## OBJECTIVE
Copy each line in which the string "name" occurs.

(Dataset records on visual material)
— Start —

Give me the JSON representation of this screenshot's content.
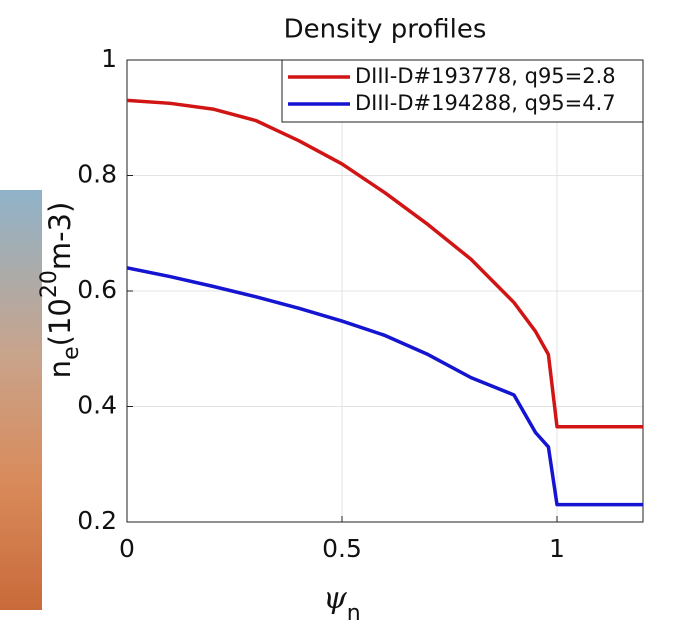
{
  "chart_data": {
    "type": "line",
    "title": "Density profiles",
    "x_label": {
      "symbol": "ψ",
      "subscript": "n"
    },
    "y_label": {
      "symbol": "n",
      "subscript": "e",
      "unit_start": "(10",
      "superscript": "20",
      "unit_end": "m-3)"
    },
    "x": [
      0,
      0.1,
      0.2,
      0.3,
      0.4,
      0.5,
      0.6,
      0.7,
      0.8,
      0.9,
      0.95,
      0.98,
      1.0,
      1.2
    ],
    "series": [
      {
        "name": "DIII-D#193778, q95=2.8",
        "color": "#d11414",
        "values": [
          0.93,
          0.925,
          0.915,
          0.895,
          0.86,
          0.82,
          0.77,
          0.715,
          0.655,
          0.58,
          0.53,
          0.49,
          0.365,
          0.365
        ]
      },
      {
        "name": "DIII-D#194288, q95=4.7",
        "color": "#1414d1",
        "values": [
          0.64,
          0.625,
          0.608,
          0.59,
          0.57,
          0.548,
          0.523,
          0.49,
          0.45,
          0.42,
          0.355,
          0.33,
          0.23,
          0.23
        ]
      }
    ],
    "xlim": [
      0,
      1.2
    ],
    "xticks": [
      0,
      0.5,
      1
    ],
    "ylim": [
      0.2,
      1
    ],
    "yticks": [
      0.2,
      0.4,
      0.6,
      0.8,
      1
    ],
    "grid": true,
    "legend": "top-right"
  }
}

— End —
— Start —

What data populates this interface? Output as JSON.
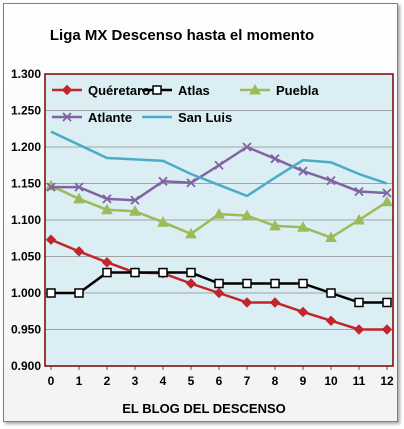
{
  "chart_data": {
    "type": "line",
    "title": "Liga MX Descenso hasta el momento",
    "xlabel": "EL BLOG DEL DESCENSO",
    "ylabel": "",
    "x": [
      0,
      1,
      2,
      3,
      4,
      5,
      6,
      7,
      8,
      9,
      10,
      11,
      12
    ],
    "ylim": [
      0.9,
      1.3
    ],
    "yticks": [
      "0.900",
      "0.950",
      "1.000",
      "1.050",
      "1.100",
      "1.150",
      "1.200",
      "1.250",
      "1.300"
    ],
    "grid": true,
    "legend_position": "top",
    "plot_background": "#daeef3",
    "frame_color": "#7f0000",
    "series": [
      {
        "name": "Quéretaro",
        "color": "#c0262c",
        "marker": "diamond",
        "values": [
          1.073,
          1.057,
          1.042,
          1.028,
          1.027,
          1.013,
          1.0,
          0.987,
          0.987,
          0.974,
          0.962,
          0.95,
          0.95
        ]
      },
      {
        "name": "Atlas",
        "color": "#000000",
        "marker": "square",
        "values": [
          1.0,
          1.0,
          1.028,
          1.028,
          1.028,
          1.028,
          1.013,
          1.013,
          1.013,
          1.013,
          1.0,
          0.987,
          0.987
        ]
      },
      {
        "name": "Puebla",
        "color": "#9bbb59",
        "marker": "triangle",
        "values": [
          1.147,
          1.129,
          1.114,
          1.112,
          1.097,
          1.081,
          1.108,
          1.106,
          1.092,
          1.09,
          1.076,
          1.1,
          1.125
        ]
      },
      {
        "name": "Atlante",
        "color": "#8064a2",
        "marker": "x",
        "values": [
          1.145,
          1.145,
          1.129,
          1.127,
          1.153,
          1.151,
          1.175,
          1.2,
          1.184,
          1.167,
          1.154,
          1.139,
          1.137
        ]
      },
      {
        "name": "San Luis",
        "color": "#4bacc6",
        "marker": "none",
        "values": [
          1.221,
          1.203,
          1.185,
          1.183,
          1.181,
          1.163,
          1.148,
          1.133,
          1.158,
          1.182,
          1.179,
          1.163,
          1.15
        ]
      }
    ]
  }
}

— End —

## FINISHED EXERCISE
        "name": "DIII-D#193778, q95=2.8",
        "name": "DIII-D#194288, q95=4.7",
        "name": "Quéretaro",
        "name": "Atlas",
        "name": "Puebla",
        "name": "Atlante",
        "name": "San Luis",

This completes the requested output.